__Task to complete__:
Search the listing below for "oddílu". Copy each matching line.

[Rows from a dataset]
——————

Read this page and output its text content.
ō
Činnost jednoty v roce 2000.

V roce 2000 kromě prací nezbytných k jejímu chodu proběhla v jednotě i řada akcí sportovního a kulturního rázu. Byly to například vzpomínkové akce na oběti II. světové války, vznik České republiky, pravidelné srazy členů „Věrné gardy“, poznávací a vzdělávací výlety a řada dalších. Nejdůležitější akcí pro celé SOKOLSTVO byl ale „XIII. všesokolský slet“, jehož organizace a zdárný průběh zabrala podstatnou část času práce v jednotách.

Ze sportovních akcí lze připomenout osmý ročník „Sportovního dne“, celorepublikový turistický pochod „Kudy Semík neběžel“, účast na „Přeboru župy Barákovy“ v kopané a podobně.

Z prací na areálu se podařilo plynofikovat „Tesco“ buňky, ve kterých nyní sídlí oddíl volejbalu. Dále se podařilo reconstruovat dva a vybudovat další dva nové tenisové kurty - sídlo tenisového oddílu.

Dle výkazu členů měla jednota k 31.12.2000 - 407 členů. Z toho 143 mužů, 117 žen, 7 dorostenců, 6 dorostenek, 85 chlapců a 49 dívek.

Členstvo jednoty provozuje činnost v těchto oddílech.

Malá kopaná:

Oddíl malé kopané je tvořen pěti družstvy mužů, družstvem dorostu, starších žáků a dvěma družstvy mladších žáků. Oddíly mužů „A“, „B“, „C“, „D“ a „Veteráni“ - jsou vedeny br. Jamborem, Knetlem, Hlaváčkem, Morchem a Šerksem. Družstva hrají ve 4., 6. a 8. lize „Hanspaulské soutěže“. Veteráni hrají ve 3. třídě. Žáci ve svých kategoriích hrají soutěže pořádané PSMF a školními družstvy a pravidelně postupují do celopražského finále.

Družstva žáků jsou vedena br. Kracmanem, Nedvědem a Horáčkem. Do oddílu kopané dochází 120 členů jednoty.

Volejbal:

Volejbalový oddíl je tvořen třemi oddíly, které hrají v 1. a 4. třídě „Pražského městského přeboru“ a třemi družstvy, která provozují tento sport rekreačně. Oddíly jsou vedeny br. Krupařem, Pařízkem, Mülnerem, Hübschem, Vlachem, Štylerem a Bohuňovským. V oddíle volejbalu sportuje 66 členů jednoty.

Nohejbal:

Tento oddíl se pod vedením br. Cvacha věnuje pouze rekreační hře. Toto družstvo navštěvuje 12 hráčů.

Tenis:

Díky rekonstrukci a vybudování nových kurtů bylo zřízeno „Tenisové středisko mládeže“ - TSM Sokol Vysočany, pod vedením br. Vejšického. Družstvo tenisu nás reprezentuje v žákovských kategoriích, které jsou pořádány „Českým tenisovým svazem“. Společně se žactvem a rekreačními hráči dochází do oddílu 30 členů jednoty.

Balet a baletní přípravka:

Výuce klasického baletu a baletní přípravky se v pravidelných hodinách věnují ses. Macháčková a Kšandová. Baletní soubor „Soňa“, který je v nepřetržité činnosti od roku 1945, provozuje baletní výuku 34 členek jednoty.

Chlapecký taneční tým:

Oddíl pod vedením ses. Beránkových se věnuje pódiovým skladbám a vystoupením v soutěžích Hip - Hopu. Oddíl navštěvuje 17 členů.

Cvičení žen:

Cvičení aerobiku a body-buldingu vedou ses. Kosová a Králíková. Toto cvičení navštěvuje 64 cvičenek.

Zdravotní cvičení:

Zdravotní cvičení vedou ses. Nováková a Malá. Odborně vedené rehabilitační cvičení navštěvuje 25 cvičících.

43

——————

__Task result__:
Z prací na areálu se podařilo plynofikovat „Tesco“ buňky, ve kterých nyní sídlí oddíl volejbalu. Dále se podařilo reconstruovat dva a vybudovat další dva nové tenisové kurty - sídlo tenisového oddílu.
Družstva žáků jsou vedena br. Kracmanem, Nedvědem a Horáčkem. Do oddílu kopané dochází 120 členů jednoty.
Díky rekonstrukci a vybudování nových kurtů bylo zřízeno „Tenisové středisko mládeže“ - TSM Sokol Vysočany, pod vedením br. Vejšického. Družstvo tenisu nás reprezentuje v žákovských kategoriích, které jsou pořádány „Českým tenisovým svazem“. Společně se žactvem a rekreačními hráči dochází do oddílu 30 členů jednoty.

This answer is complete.